Requirement:
Write out exactly the lines running from the one that contains "OCR this image." through the end of the material.

Records shown:
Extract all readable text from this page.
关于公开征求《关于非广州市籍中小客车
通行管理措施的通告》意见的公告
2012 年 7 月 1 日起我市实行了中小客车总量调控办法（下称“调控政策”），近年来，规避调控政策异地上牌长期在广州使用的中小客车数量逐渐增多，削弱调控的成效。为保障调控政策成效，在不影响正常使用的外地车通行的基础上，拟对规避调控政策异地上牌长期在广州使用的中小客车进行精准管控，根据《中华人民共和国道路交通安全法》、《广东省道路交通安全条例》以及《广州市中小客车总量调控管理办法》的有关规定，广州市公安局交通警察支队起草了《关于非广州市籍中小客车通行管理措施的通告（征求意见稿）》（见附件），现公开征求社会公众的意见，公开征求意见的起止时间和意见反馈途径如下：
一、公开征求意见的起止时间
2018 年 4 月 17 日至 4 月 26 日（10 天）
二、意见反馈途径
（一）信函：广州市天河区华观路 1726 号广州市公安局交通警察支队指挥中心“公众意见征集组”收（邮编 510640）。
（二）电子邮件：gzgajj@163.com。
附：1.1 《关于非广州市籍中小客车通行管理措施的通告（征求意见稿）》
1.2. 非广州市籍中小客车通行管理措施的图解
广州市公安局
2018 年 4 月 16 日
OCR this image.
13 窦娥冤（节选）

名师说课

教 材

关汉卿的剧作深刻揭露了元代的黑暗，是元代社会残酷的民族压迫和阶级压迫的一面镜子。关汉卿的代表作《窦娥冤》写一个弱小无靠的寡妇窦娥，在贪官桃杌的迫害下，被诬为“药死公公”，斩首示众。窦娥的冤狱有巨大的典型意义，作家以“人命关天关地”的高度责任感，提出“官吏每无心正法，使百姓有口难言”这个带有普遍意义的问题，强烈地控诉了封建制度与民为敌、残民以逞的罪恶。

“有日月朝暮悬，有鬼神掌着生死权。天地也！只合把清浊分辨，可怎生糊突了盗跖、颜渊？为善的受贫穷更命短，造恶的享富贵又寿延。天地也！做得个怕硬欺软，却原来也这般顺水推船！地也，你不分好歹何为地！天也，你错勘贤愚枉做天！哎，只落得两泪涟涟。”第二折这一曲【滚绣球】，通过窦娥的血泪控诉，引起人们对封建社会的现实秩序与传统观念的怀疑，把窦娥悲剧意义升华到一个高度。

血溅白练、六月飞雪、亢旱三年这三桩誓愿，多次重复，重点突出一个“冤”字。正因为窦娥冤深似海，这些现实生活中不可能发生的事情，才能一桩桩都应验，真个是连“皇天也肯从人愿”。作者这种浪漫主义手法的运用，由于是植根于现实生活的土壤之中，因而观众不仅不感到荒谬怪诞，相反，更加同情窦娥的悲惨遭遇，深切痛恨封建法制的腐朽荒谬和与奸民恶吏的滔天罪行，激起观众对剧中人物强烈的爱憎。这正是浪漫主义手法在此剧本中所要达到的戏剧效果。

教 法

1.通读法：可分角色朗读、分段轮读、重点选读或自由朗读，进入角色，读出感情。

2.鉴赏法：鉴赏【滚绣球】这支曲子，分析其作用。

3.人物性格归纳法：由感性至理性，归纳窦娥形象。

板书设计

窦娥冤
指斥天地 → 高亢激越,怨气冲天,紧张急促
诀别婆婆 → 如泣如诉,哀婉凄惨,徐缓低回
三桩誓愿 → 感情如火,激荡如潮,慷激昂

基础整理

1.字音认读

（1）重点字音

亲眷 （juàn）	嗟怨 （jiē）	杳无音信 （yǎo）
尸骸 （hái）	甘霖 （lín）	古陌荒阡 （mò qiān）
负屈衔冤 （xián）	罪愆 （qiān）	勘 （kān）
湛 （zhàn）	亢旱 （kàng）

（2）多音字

The output:
OCR this image.
13 窦娥冤（节选）

名师说课

教 材

关汉卿的剧作深刻揭露了元代的黑暗，是元代社会残酷的民族压迫和阶级压迫的一面镜子。关汉卿的代表作《窦娥冤》写一个弱小无靠的寡妇窦娥，在贪官桃杌的迫害下，被诬为“药死公公”，斩首示众。窦娥的冤狱有巨大的典型意义，作家以“人命关天关地”的高度责任感，提出“官吏每无心正法，使百姓有口难言”这个带有普遍意义的问题，强烈地控诉了封建制度与民为敌、残民以逞的罪恶。

“有日月朝暮悬，有鬼神掌着生死权。天地也！只合把清浊分辨，可怎生糊突了盗跖、颜渊？为善的受贫穷更命短，造恶的享富贵又寿延。天地也！做得个怕硬欺软，却原来也这般顺水推船！地也，你不分好歹何为地！天也，你错勘贤愚枉做天！哎，只落得两泪涟涟。”第二折这一曲【滚绣球】，通过窦娥的血泪控诉，引起人们对封建社会的现实秩序与传统观念的怀疑，把窦娥悲剧意义升华到一个高度。

血溅白练、六月飞雪、亢旱三年这三桩誓愿，多次重复，重点突出一个“冤”字。正因为窦娥冤深似海，这些现实生活中不可能发生的事情，才能一桩桩都应验，真个是连“皇天也肯从人愿”。作者这种浪漫主义手法的运用，由于是植根于现实生活的土壤之中，因而观众不仅不感到荒谬怪诞，相反，更加同情窦娥的悲惨遭遇，深切痛恨封建法制的腐朽荒谬和与奸民恶吏的滔天罪行，激起观众对剧中人物强烈的爱憎。这正是浪漫主义手法在此剧本中所要达到的戏剧效果。

教 法

1.通读法：可分角色朗读、分段轮读、重点选读或自由朗读，进入角色，读出感情。

2.鉴赏法：鉴赏【滚绣球】这支曲子，分析其作用。

3.人物性格归纳法：由感性至理性，归纳窦娥形象。

板书设计

窦娥冤
指斥天地 → 高亢激越,怨气冲天,紧张急促
诀别婆婆 → 如泣如诉,哀婉凄惨,徐缓低回
三桩誓愿 → 感情如火,激荡如潮,慷激昂

基础整理

1.字音认读

（1）重点字音

亲眷 （juàn）	嗟怨 （jiē）	杳无音信 （yǎo）
尸骸 （hái）	甘霖 （lín）	古陌荒阡 （mò qiān）
负屈衔冤 （xián）	罪愆 （qiān）	勘 （kān）
湛 （zhàn）	亢旱 （kàng）

（2）多音字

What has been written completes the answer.